* The exercise
Check each line of the material below for the string "可以快速生产", then report how many lines have it, and nothing else.

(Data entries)
* * * * * * * * *

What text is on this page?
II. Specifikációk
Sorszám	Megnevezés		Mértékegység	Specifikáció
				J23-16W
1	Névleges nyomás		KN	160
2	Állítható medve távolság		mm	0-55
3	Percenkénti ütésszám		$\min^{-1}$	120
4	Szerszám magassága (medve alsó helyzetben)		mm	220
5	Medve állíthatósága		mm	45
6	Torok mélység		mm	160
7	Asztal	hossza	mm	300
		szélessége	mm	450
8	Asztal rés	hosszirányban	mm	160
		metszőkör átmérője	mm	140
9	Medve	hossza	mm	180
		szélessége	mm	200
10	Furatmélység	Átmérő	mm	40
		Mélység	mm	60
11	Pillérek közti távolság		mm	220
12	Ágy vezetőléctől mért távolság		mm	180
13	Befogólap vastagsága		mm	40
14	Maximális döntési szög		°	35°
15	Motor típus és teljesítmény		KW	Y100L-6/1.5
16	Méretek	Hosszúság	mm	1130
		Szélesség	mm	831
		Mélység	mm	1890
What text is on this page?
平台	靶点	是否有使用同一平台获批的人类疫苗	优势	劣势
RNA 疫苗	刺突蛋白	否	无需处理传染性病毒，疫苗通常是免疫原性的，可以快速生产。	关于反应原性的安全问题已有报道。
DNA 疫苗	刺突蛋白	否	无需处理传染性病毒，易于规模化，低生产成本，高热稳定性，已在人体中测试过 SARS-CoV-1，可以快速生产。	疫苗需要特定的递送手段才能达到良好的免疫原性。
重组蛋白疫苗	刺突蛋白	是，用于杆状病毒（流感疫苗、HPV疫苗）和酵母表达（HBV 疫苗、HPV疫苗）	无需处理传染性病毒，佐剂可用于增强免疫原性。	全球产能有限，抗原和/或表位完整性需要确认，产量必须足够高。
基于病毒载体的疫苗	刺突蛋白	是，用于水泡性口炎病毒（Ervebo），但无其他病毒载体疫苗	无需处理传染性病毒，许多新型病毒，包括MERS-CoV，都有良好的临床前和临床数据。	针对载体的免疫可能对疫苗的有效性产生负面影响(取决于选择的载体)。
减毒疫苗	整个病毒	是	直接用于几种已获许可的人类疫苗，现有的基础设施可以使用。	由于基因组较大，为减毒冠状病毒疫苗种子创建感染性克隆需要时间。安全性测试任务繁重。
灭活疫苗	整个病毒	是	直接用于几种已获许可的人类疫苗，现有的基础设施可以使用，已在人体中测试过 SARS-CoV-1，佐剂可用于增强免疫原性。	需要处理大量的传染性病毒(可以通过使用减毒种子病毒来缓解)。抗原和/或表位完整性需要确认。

* * * * * * * * *

* The completed task
2